**Provided material**.

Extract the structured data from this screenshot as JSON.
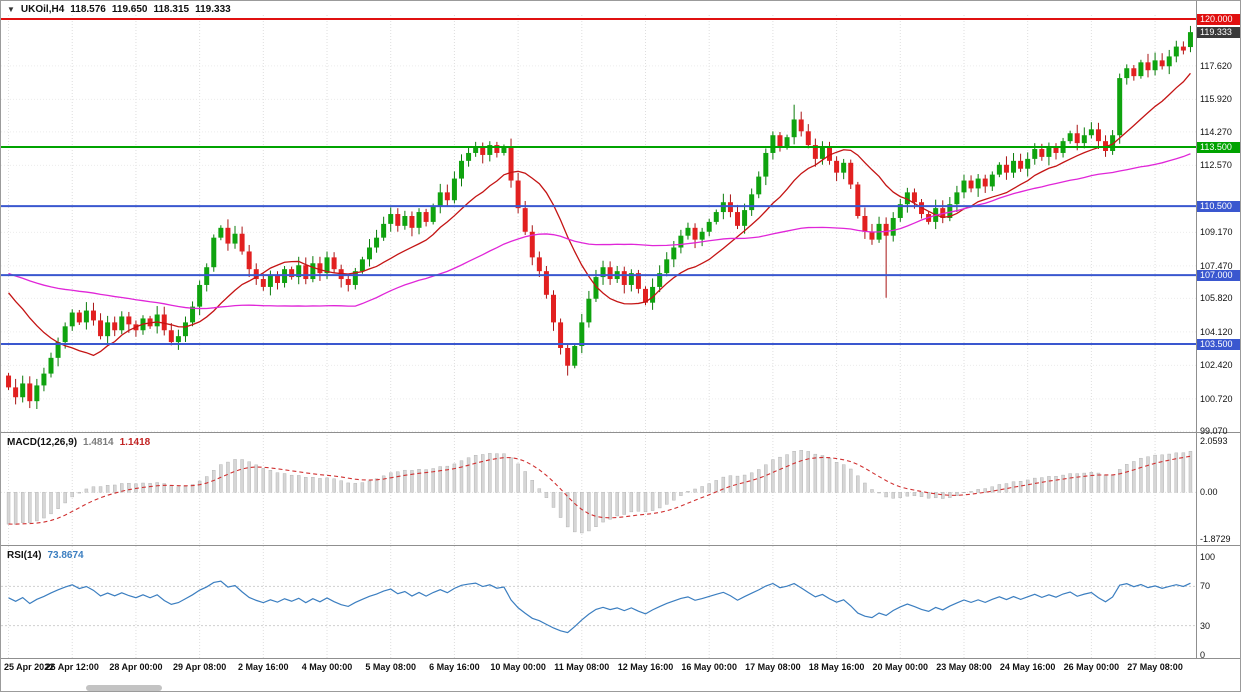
{
  "header": {
    "menu_icon": "▼",
    "symbol": "UKOil,H4",
    "open": "118.576",
    "high": "119.650",
    "low": "118.315",
    "close": "119.333"
  },
  "macd": {
    "title": "MACD(12,26,9)",
    "value_main": "1.4814",
    "value_signal": "1.1418",
    "scale_labels": [
      {
        "value": 2.0593,
        "label": "2.0593"
      },
      {
        "value": 0,
        "label": "0.00"
      },
      {
        "value": -1.8729,
        "label": "-1.8729"
      }
    ]
  },
  "rsi": {
    "title": "RSI(14)",
    "value": "73.8674",
    "scale_labels": [
      {
        "value": 100,
        "label": "100"
      },
      {
        "value": 70,
        "label": "70"
      },
      {
        "value": 30,
        "label": "30"
      },
      {
        "value": 0,
        "label": "0"
      }
    ],
    "levels": [
      70,
      30
    ]
  },
  "colors": {
    "bull": "#0fa30f",
    "bull_wick": "#0a7a0a",
    "bear": "#e22020",
    "bear_wick": "#a81414",
    "macd_hist": "#d6d6d6",
    "macd_hist_stroke": "#ababab",
    "macd_signal": "#d03030",
    "rsi": "#3b7ec0",
    "current_badge": "#3a3a3a"
  },
  "chart_data": {
    "type": "candlestick",
    "symbol": "UKOil",
    "timeframe": "H4",
    "bars_per_label": 9,
    "time_labels": [
      "25 Apr 2022",
      "26 Apr 12:00",
      "28 Apr 00:00",
      "29 Apr 08:00",
      "2 May 16:00",
      "4 May 00:00",
      "5 May 08:00",
      "6 May 16:00",
      "10 May 00:00",
      "11 May 08:00",
      "12 May 16:00",
      "16 May 00:00",
      "17 May 08:00",
      "18 May 16:00",
      "20 May 00:00",
      "23 May 08:00",
      "24 May 16:00",
      "26 May 00:00",
      "27 May 08:00"
    ],
    "price_axis_labels": [
      {
        "value": 117.62,
        "label": "117.620"
      },
      {
        "value": 115.92,
        "label": "115.920"
      },
      {
        "value": 114.27,
        "label": "114.270"
      },
      {
        "value": 112.57,
        "label": "112.570"
      },
      {
        "value": 109.17,
        "label": "109.170"
      },
      {
        "value": 107.47,
        "label": "107.470"
      },
      {
        "value": 105.82,
        "label": "105.820"
      },
      {
        "value": 104.12,
        "label": "104.120"
      },
      {
        "value": 102.42,
        "label": "102.420"
      },
      {
        "value": 100.72,
        "label": "100.720"
      },
      {
        "value": 99.07,
        "label": "99.070"
      }
    ],
    "levels": [
      {
        "price": 120.0,
        "label": "120.000",
        "color": "#e01010"
      },
      {
        "price": 113.5,
        "label": "113.500",
        "color": "#00a300"
      },
      {
        "price": 110.5,
        "label": "110.500",
        "color": "#3a57cf"
      },
      {
        "price": 107.0,
        "label": "107.000",
        "color": "#3a57cf"
      },
      {
        "price": 103.5,
        "label": "103.500",
        "color": "#3a57cf"
      }
    ],
    "current_price": 119.333,
    "current_price_label": "119.333",
    "ylim": [
      99.07,
      120.8
    ],
    "first_open": 101.9,
    "closes": [
      101.3,
      100.8,
      101.5,
      100.6,
      101.4,
      102.0,
      102.8,
      103.6,
      104.4,
      105.1,
      104.6,
      105.2,
      104.7,
      103.9,
      104.6,
      104.2,
      104.9,
      104.5,
      104.2,
      104.8,
      104.4,
      105.0,
      104.2,
      103.6,
      103.9,
      104.6,
      105.4,
      106.5,
      107.4,
      108.9,
      109.4,
      108.6,
      109.1,
      108.2,
      107.3,
      106.8,
      106.4,
      107.0,
      106.6,
      107.3,
      106.9,
      107.5,
      106.8,
      107.6,
      107.1,
      107.9,
      107.3,
      106.8,
      106.5,
      107.2,
      107.8,
      108.4,
      108.9,
      109.6,
      110.1,
      109.5,
      110.0,
      109.4,
      110.2,
      109.7,
      110.5,
      111.2,
      110.8,
      111.9,
      112.8,
      113.2,
      113.5,
      113.1,
      113.6,
      113.2,
      113.5,
      111.8,
      110.4,
      109.2,
      107.9,
      107.2,
      106.0,
      104.6,
      103.3,
      102.4,
      103.4,
      104.6,
      105.8,
      106.9,
      107.4,
      106.8,
      107.2,
      106.5,
      107.1,
      106.3,
      105.6,
      106.4,
      107.1,
      107.8,
      108.4,
      109.0,
      109.4,
      108.8,
      109.2,
      109.7,
      110.2,
      110.7,
      110.2,
      109.5,
      110.3,
      111.1,
      112.0,
      113.2,
      114.1,
      113.5,
      114.0,
      114.9,
      114.3,
      113.6,
      112.9,
      113.5,
      112.8,
      112.2,
      112.7,
      111.6,
      110.0,
      109.2,
      108.8,
      109.6,
      109.0,
      109.9,
      110.6,
      111.2,
      110.7,
      110.1,
      109.7,
      110.4,
      109.9,
      110.6,
      111.2,
      111.8,
      111.4,
      111.9,
      111.5,
      112.1,
      112.6,
      112.2,
      112.8,
      112.4,
      112.9,
      113.4,
      113.0,
      113.5,
      113.2,
      113.8,
      114.2,
      113.7,
      114.1,
      114.4,
      113.8,
      113.3,
      114.1,
      117.0,
      117.5,
      117.1,
      117.8,
      117.4,
      117.9,
      117.6,
      118.1,
      118.6,
      118.4,
      119.333
    ],
    "bar_overrides": {
      "3": {
        "low": 100.25
      },
      "79": {
        "low": 101.9
      },
      "111": {
        "high": 115.65
      },
      "124": {
        "low": 105.85
      },
      "167": {
        "open": 118.576,
        "high": 119.65,
        "low": 118.315,
        "close": 119.333
      }
    },
    "moving_averages": [
      {
        "name": "ma-fast-red",
        "type": "sma",
        "period": 13,
        "prehistory": 106.5,
        "color": "#c41414"
      },
      {
        "name": "ma-slow-magenta",
        "type": "sma",
        "period": 50,
        "prehistory": 107.2,
        "color": "#e026d8"
      }
    ],
    "macd_config": {
      "fast": 12,
      "slow": 26,
      "signal": 9,
      "seed_fast": 102.2,
      "seed_slow": 103.5
    },
    "rsi_config": {
      "period": 14,
      "seed_avg_gain": 0.35,
      "seed_avg_loss": 0.25
    }
  }
}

**Task requirements**. Make an exact copy of the listing above. Do not include the pictures.

**Task response**.
Extract the structured data from this screenshot as JSON.
{
  "header": {
    "menu_icon": "▼",
    "symbol": "UKOil,H4",
    "open": "118.576",
    "high": "119.650",
    "low": "118.315",
    "close": "119.333"
  },
  "macd": {
    "title": "MACD(12,26,9)",
    "value_main": "1.4814",
    "value_signal": "1.1418",
    "scale_labels": [
      {
        "value": 2.0593,
        "label": "2.0593"
      },
      {
        "value": 0,
        "label": "0.00"
      },
      {
        "value": -1.8729,
        "label": "-1.8729"
      }
    ]
  },
  "rsi": {
    "title": "RSI(14)",
    "value": "73.8674",
    "scale_labels": [
      {
        "value": 100,
        "label": "100"
      },
      {
        "value": 70,
        "label": "70"
      },
      {
        "value": 30,
        "label": "30"
      },
      {
        "value": 0,
        "label": "0"
      }
    ],
    "levels": [
      70,
      30
    ]
  },
  "colors": {
    "bull": "#0fa30f",
    "bull_wick": "#0a7a0a",
    "bear": "#e22020",
    "bear_wick": "#a81414",
    "macd_hist": "#d6d6d6",
    "macd_hist_stroke": "#ababab",
    "macd_signal": "#d03030",
    "rsi": "#3b7ec0",
    "current_badge": "#3a3a3a"
  },
  "chart_data": {
    "type": "candlestick",
    "symbol": "UKOil",
    "timeframe": "H4",
    "bars_per_label": 9,
    "time_labels": [
      "25 Apr 2022",
      "26 Apr 12:00",
      "28 Apr 00:00",
      "29 Apr 08:00",
      "2 May 16:00",
      "4 May 00:00",
      "5 May 08:00",
      "6 May 16:00",
      "10 May 00:00",
      "11 May 08:00",
      "12 May 16:00",
      "16 May 00:00",
      "17 May 08:00",
      "18 May 16:00",
      "20 May 00:00",
      "23 May 08:00",
      "24 May 16:00",
      "26 May 00:00",
      "27 May 08:00"
    ],
    "price_axis_labels": [
      {
        "value": 117.62,
        "label": "117.620"
      },
      {
        "value": 115.92,
        "label": "115.920"
      },
      {
        "value": 114.27,
        "label": "114.270"
      },
      {
        "value": 112.57,
        "label": "112.570"
      },
      {
        "value": 109.17,
        "label": "109.170"
      },
      {
        "value": 107.47,
        "label": "107.470"
      },
      {
        "value": 105.82,
        "label": "105.820"
      },
      {
        "value": 104.12,
        "label": "104.120"
      },
      {
        "value": 102.42,
        "label": "102.420"
      },
      {
        "value": 100.72,
        "label": "100.720"
      },
      {
        "value": 99.07,
        "label": "99.070"
      }
    ],
    "levels": [
      {
        "price": 120.0,
        "label": "120.000",
        "color": "#e01010"
      },
      {
        "price": 113.5,
        "label": "113.500",
        "color": "#00a300"
      },
      {
        "price": 110.5,
        "label": "110.500",
        "color": "#3a57cf"
      },
      {
        "price": 107.0,
        "label": "107.000",
        "color": "#3a57cf"
      },
      {
        "price": 103.5,
        "label": "103.500",
        "color": "#3a57cf"
      }
    ],
    "current_price": 119.333,
    "current_price_label": "119.333",
    "ylim": [
      99.07,
      120.8
    ],
    "first_open": 101.9,
    "closes": [
      101.3,
      100.8,
      101.5,
      100.6,
      101.4,
      102.0,
      102.8,
      103.6,
      104.4,
      105.1,
      104.6,
      105.2,
      104.7,
      103.9,
      104.6,
      104.2,
      104.9,
      104.5,
      104.2,
      104.8,
      104.4,
      105.0,
      104.2,
      103.6,
      103.9,
      104.6,
      105.4,
      106.5,
      107.4,
      108.9,
      109.4,
      108.6,
      109.1,
      108.2,
      107.3,
      106.8,
      106.4,
      107.0,
      106.6,
      107.3,
      106.9,
      107.5,
      106.8,
      107.6,
      107.1,
      107.9,
      107.3,
      106.8,
      106.5,
      107.2,
      107.8,
      108.4,
      108.9,
      109.6,
      110.1,
      109.5,
      110.0,
      109.4,
      110.2,
      109.7,
      110.5,
      111.2,
      110.8,
      111.9,
      112.8,
      113.2,
      113.5,
      113.1,
      113.6,
      113.2,
      113.5,
      111.8,
      110.4,
      109.2,
      107.9,
      107.2,
      106.0,
      104.6,
      103.3,
      102.4,
      103.4,
      104.6,
      105.8,
      106.9,
      107.4,
      106.8,
      107.2,
      106.5,
      107.1,
      106.3,
      105.6,
      106.4,
      107.1,
      107.8,
      108.4,
      109.0,
      109.4,
      108.8,
      109.2,
      109.7,
      110.2,
      110.7,
      110.2,
      109.5,
      110.3,
      111.1,
      112.0,
      113.2,
      114.1,
      113.5,
      114.0,
      114.9,
      114.3,
      113.6,
      112.9,
      113.5,
      112.8,
      112.2,
      112.7,
      111.6,
      110.0,
      109.2,
      108.8,
      109.6,
      109.0,
      109.9,
      110.6,
      111.2,
      110.7,
      110.1,
      109.7,
      110.4,
      109.9,
      110.6,
      111.2,
      111.8,
      111.4,
      111.9,
      111.5,
      112.1,
      112.6,
      112.2,
      112.8,
      112.4,
      112.9,
      113.4,
      113.0,
      113.5,
      113.2,
      113.8,
      114.2,
      113.7,
      114.1,
      114.4,
      113.8,
      113.3,
      114.1,
      117.0,
      117.5,
      117.1,
      117.8,
      117.4,
      117.9,
      117.6,
      118.1,
      118.6,
      118.4,
      119.333
    ],
    "bar_overrides": {
      "3": {
        "low": 100.25
      },
      "79": {
        "low": 101.9
      },
      "111": {
        "high": 115.65
      },
      "124": {
        "low": 105.85
      },
      "167": {
        "open": 118.576,
        "high": 119.65,
        "low": 118.315,
        "close": 119.333
      }
    },
    "moving_averages": [
      {
        "name": "ma-fast-red",
        "type": "sma",
        "period": 13,
        "prehistory": 106.5,
        "color": "#c41414"
      },
      {
        "name": "ma-slow-magenta",
        "type": "sma",
        "period": 50,
        "prehistory": 107.2,
        "color": "#e026d8"
      }
    ],
    "macd_config": {
      "fast": 12,
      "slow": 26,
      "signal": 9,
      "seed_fast": 102.2,
      "seed_slow": 103.5
    },
    "rsi_config": {
      "period": 14,
      "seed_avg_gain": 0.35,
      "seed_avg_loss": 0.25
    }
  }
}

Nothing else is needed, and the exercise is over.